Report every line below that holds the word "вспомогательных".

Collected data
• • • • • • •

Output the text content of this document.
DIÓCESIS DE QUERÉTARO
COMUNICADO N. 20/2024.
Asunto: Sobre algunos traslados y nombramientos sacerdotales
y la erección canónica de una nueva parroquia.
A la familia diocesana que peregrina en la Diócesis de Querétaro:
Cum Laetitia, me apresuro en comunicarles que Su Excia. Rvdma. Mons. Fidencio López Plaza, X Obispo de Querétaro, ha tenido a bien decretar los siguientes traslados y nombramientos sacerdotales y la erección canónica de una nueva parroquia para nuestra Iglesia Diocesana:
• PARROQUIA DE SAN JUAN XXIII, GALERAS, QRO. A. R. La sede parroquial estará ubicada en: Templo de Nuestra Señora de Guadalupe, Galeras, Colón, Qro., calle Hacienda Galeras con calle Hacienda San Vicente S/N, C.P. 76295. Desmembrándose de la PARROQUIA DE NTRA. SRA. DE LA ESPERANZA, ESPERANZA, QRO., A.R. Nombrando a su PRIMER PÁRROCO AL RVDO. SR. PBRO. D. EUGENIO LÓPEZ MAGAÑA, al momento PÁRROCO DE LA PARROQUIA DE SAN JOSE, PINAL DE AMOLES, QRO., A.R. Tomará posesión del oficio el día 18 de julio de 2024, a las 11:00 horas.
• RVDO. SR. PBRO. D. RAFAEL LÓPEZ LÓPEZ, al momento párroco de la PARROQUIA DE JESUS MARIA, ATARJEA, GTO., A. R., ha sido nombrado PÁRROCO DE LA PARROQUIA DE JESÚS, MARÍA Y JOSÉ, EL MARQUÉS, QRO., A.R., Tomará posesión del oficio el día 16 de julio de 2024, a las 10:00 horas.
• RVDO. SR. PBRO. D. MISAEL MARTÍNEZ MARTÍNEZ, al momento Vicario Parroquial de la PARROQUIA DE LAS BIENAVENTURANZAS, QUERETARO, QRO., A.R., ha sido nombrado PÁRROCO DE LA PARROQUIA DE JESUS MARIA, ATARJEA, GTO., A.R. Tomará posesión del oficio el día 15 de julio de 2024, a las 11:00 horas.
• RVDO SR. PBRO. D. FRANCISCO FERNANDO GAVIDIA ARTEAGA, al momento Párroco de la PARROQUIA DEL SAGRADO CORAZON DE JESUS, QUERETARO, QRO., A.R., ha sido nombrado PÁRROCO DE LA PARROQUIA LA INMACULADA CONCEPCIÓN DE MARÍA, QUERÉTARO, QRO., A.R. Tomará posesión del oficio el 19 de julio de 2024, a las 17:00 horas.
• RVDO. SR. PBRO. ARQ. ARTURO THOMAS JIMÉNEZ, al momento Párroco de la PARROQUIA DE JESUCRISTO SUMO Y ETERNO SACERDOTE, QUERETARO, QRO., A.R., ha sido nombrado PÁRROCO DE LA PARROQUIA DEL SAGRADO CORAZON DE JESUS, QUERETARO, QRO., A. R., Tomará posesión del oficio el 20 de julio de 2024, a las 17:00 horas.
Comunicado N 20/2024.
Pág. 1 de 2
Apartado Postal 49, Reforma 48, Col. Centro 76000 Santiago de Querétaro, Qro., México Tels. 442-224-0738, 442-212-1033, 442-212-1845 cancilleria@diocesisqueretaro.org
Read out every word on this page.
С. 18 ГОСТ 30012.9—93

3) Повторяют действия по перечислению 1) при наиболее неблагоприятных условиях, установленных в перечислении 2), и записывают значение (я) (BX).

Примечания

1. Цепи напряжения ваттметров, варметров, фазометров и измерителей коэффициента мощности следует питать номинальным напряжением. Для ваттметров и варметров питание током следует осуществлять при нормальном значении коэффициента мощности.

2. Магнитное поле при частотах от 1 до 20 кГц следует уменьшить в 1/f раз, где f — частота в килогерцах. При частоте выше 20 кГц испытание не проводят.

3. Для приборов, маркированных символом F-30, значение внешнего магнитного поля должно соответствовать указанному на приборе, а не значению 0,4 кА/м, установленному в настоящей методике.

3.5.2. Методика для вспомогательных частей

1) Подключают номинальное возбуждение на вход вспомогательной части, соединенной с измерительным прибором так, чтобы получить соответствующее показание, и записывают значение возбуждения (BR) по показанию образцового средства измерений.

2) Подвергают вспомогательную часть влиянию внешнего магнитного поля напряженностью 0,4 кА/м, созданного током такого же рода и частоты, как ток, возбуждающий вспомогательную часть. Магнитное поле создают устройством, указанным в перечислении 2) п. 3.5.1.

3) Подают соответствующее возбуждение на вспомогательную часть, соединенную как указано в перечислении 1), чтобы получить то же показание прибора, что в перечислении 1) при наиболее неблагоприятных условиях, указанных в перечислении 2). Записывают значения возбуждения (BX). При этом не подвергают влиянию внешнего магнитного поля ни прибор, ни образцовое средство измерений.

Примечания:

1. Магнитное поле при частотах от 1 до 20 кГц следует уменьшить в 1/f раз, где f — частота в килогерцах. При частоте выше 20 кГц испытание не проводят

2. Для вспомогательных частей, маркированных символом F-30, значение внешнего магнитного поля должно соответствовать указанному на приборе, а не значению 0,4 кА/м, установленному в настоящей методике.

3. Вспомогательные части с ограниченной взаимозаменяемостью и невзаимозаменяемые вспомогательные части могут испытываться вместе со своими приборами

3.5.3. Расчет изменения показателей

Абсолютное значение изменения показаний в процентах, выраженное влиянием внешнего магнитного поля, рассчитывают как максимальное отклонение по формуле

• • • • • • •

> _Result of the exercise_:
3.5.2. Методика для вспомогательных частей
2. Для вспомогательных частей, маркированных символом F-30, значение внешнего магнитного поля должно соответствовать указанному на приборе, а не значению 0,4 кА/м, установленному в настоящей методике.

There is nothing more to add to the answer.